▸ **The task**:
Reproduce every item below word for word, without adding, dropping, or changing anything.
◆ ◆ ◆ ◆ ◆
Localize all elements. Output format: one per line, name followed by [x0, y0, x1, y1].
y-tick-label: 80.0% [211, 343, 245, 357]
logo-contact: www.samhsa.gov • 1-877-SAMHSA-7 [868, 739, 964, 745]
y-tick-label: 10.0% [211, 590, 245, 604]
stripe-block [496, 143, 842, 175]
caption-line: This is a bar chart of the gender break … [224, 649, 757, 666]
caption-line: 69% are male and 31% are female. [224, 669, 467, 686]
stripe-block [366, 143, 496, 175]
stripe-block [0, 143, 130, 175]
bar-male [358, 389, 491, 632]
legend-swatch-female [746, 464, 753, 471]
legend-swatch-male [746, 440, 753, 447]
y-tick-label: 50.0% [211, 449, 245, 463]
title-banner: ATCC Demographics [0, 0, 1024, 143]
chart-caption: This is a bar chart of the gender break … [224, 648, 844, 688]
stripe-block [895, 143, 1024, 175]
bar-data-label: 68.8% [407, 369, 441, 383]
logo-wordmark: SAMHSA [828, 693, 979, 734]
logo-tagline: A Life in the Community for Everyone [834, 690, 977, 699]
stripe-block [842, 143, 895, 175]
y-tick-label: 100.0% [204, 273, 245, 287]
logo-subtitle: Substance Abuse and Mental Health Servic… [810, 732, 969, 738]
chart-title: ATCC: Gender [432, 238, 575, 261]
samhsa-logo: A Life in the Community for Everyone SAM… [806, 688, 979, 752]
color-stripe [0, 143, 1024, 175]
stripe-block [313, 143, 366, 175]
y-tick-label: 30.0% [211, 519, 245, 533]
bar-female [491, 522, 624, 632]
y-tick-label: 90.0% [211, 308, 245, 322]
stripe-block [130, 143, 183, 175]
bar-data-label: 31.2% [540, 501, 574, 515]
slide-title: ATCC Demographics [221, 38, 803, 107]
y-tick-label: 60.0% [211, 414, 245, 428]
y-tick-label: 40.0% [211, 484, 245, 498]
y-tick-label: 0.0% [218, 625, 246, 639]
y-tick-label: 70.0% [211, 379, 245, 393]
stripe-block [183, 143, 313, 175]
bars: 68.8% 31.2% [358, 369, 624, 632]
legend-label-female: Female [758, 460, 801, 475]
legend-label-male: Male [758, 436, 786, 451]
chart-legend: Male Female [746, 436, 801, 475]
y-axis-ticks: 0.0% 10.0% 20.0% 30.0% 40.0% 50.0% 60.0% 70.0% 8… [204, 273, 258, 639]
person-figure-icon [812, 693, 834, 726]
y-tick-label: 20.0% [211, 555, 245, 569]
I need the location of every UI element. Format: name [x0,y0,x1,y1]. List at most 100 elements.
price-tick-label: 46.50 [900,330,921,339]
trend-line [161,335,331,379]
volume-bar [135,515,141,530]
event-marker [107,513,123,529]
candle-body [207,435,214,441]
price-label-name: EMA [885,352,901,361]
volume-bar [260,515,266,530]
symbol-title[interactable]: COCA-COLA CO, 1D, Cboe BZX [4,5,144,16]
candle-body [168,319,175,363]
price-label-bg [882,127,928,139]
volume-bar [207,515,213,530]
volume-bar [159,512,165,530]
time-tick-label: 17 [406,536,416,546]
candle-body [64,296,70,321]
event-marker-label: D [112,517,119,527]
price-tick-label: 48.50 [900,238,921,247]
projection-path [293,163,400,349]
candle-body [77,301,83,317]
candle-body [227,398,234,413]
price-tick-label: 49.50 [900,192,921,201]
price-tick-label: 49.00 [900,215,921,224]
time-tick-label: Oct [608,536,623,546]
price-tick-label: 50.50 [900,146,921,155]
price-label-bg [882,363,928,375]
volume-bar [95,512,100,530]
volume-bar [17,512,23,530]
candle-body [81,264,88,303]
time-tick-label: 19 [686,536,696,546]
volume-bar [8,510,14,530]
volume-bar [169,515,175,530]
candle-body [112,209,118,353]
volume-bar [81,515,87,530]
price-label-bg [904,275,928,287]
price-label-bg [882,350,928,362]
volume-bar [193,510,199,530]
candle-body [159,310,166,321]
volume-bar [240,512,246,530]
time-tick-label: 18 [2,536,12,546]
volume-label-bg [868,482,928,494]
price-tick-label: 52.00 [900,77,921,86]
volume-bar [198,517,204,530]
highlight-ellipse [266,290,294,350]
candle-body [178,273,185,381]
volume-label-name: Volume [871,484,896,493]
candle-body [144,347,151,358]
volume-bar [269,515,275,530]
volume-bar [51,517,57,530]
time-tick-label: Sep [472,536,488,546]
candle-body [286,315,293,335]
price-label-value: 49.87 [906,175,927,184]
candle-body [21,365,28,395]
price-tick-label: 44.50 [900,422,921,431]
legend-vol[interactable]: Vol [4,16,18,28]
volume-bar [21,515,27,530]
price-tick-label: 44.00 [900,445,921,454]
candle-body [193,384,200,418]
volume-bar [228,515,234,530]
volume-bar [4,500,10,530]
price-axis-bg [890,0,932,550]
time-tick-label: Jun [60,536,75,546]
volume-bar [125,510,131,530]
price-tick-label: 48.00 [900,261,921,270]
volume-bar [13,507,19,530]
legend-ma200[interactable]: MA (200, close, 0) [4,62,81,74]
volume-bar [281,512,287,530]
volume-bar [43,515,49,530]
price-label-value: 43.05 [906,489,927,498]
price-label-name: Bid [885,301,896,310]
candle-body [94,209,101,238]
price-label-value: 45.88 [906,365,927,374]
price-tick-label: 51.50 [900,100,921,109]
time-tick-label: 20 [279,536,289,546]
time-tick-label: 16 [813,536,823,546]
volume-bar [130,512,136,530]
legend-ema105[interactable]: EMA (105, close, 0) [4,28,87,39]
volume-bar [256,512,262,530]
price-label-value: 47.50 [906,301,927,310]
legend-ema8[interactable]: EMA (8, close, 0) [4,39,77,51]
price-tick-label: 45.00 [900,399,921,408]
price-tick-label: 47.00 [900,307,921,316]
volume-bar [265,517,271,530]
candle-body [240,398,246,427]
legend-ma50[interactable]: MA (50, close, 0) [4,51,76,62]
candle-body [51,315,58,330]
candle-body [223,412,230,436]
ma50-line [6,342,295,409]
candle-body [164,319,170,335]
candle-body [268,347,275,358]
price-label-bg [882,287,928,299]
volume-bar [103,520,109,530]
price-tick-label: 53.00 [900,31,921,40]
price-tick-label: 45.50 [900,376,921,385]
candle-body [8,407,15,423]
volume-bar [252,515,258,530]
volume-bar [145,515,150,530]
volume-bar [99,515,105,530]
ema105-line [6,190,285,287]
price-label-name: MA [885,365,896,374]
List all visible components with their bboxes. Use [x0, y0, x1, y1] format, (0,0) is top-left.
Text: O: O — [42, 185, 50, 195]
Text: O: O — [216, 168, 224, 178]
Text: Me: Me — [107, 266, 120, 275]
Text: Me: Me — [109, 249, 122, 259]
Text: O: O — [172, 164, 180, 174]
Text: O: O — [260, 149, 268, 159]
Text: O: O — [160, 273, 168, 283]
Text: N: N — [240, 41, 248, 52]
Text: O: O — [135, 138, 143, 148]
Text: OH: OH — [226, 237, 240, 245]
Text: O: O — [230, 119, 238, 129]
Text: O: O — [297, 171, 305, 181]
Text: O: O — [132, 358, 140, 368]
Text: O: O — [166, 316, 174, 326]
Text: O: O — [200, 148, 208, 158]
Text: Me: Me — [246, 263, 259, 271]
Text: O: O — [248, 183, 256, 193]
◆ ◆ ◆ ◆ ◆
▸ **Solution to this problem**:
Localize all elements. Output format: one per line, name followed by [x0, y0, x1, y1].
y-tick-label: 80.0% [211, 343, 245, 357]
logo-contact: www.samhsa.gov • 1-877-SAMHSA-7 [868, 739, 964, 745]
y-tick-label: 10.0% [211, 590, 245, 604]
stripe-block [496, 143, 842, 175]
caption-line: This is a bar chart of the gender break … [224, 649, 757, 666]
caption-line: 69% are male and 31% are female. [224, 669, 467, 686]
stripe-block [366, 143, 496, 175]
stripe-block [0, 143, 130, 175]
bar-male [358, 389, 491, 632]
legend-swatch-female [746, 464, 753, 471]
legend-swatch-male [746, 440, 753, 447]
y-tick-label: 50.0% [211, 449, 245, 463]
title-banner: ATCC Demographics [0, 0, 1024, 143]
chart-caption: This is a bar chart of the gender break … [224, 648, 844, 688]
stripe-block [895, 143, 1024, 175]
bar-data-label: 68.8% [407, 369, 441, 383]
logo-wordmark: SAMHSA [828, 693, 979, 734]
logo-tagline: A Life in the Community for Everyone [834, 690, 977, 699]
stripe-block [842, 143, 895, 175]
y-tick-label: 100.0% [204, 273, 245, 287]
logo-subtitle: Substance Abuse and Mental Health Servic… [810, 732, 969, 738]
chart-title: ATCC: Gender [432, 238, 575, 261]
samhsa-logo: A Life in the Community for Everyone SAM… [806, 688, 979, 752]
color-stripe [0, 143, 1024, 175]
stripe-block [313, 143, 366, 175]
y-tick-label: 30.0% [211, 519, 245, 533]
bar-female [491, 522, 624, 632]
y-tick-label: 90.0% [211, 308, 245, 322]
stripe-block [130, 143, 183, 175]
bar-data-label: 31.2% [540, 501, 574, 515]
slide-title: ATCC Demographics [221, 38, 803, 107]
y-tick-label: 60.0% [211, 414, 245, 428]
y-tick-label: 40.0% [211, 484, 245, 498]
y-tick-label: 0.0% [218, 625, 246, 639]
y-tick-label: 70.0% [211, 379, 245, 393]
stripe-block [183, 143, 313, 175]
bars: 68.8% 31.2% [358, 369, 624, 632]
legend-label-female: Female [758, 460, 801, 475]
legend-label-male: Male [758, 436, 786, 451]
chart-legend: Male Female [746, 436, 801, 475]
y-axis-ticks: 0.0% 10.0% 20.0% 30.0% 40.0% 50.0% 60.0% 70.0% 8… [204, 273, 258, 639]
person-figure-icon [812, 693, 834, 726]
y-tick-label: 20.0% [211, 555, 245, 569]
I need the location of every UI element. Format: name [x0,y0,x1,y1]. List at most 100 elements.
price-tick-label: 46.50 [900,330,921,339]
trend-line [161,335,331,379]
volume-bar [135,515,141,530]
event-marker [107,513,123,529]
candle-body [207,435,214,441]
price-label-name: EMA [885,352,901,361]
volume-bar [260,515,266,530]
symbol-title[interactable]: COCA-COLA CO, 1D, Cboe BZX [4,5,144,16]
candle-body [168,319,175,363]
price-label-bg [882,127,928,139]
volume-bar [207,515,213,530]
volume-bar [159,512,165,530]
time-tick-label: 17 [406,536,416,546]
candle-body [64,296,70,321]
event-marker-label: D [112,517,119,527]
price-tick-label: 48.50 [900,238,921,247]
projection-path [293,163,400,349]
candle-body [77,301,83,317]
candle-body [227,398,234,413]
price-tick-label: 49.50 [900,192,921,201]
price-tick-label: 49.00 [900,215,921,224]
time-tick-label: Oct [608,536,623,546]
price-tick-label: 50.50 [900,146,921,155]
price-label-bg [882,363,928,375]
volume-bar [95,512,100,530]
volume-bar [17,512,23,530]
candle-body [81,264,88,303]
time-tick-label: 19 [686,536,696,546]
volume-bar [8,510,14,530]
volume-bar [169,515,175,530]
candle-body [112,209,118,353]
volume-bar [81,515,87,530]
price-label-bg [904,275,928,287]
price-label-bg [882,350,928,362]
volume-bar [193,510,199,530]
candle-body [159,310,166,321]
volume-bar [240,512,246,530]
time-tick-label: 18 [2,536,12,546]
volume-label-bg [868,482,928,494]
price-tick-label: 52.00 [900,77,921,86]
volume-bar [198,517,204,530]
highlight-ellipse [266,290,294,350]
candle-body [178,273,185,381]
volume-label-name: Volume [871,484,896,493]
candle-body [144,347,151,358]
volume-bar [269,515,275,530]
volume-bar [51,517,57,530]
time-tick-label: Sep [472,536,488,546]
candle-body [286,315,293,335]
price-label-value: 49.87 [906,175,927,184]
candle-body [21,365,28,395]
price-tick-label: 44.50 [900,422,921,431]
legend-vol[interactable]: Vol [4,16,18,28]
volume-bar [21,515,27,530]
price-tick-label: 44.00 [900,445,921,454]
candle-body [193,384,200,418]
volume-bar [228,515,234,530]
volume-bar [4,500,10,530]
price-axis-bg [890,0,932,550]
time-tick-label: Jun [60,536,75,546]
volume-bar [125,510,131,530]
price-tick-label: 48.00 [900,261,921,270]
volume-bar [13,507,19,530]
legend-ma200[interactable]: MA (200, close, 0) [4,62,81,74]
volume-bar [281,512,287,530]
volume-bar [43,515,49,530]
price-label-value: 43.05 [906,489,927,498]
price-label-name: Bid [885,301,896,310]
candle-body [94,209,101,238]
price-label-value: 45.88 [906,365,927,374]
price-tick-label: 51.50 [900,100,921,109]
time-tick-label: 20 [279,536,289,546]
time-tick-label: 16 [813,536,823,546]
volume-bar [130,512,136,530]
legend-ema105[interactable]: EMA (105, close, 0) [4,28,87,39]
volume-bar [256,512,262,530]
price-label-value: 47.50 [906,301,927,310]
legend-ema8[interactable]: EMA (8, close, 0) [4,39,77,51]
price-tick-label: 45.00 [900,399,921,408]
price-tick-label: 47.00 [900,307,921,316]
volume-bar [265,517,271,530]
candle-body [240,398,246,427]
legend-ma50[interactable]: MA (50, close, 0) [4,51,76,62]
candle-body [51,315,58,330]
candle-body [223,412,230,436]
ma50-line [6,342,295,409]
candle-body [164,319,170,335]
candle-body [268,347,275,358]
price-label-bg [882,287,928,299]
volume-bar [103,520,109,530]
price-tick-label: 53.00 [900,31,921,40]
price-tick-label: 45.50 [900,376,921,385]
candle-body [8,407,15,423]
volume-bar [252,515,258,530]
volume-bar [145,515,150,530]
volume-bar [99,515,105,530]
ema105-line [6,190,285,287]
price-label-name: MA [885,365,896,374]
List all visible components with their bboxes. Use [x0, y0, x1, y1] format, (0,0) is top-left.
Text: O: O — [42, 185, 50, 195]
Text: O: O — [216, 168, 224, 178]
Text: Me: Me — [107, 266, 120, 275]
Text: Me: Me — [109, 249, 122, 259]
Text: O: O — [172, 164, 180, 174]
Text: O: O — [260, 149, 268, 159]
Text: O: O — [160, 273, 168, 283]
Text: N: N — [240, 41, 248, 52]
Text: O: O — [135, 138, 143, 148]
Text: OH: OH — [226, 237, 240, 245]
Text: O: O — [230, 119, 238, 129]
Text: O: O — [297, 171, 305, 181]
Text: O: O — [132, 358, 140, 368]
Text: O: O — [166, 316, 174, 326]
Text: O: O — [200, 148, 208, 158]
Text: Me: Me — [246, 263, 259, 271]
Text: O: O — [248, 183, 256, 193]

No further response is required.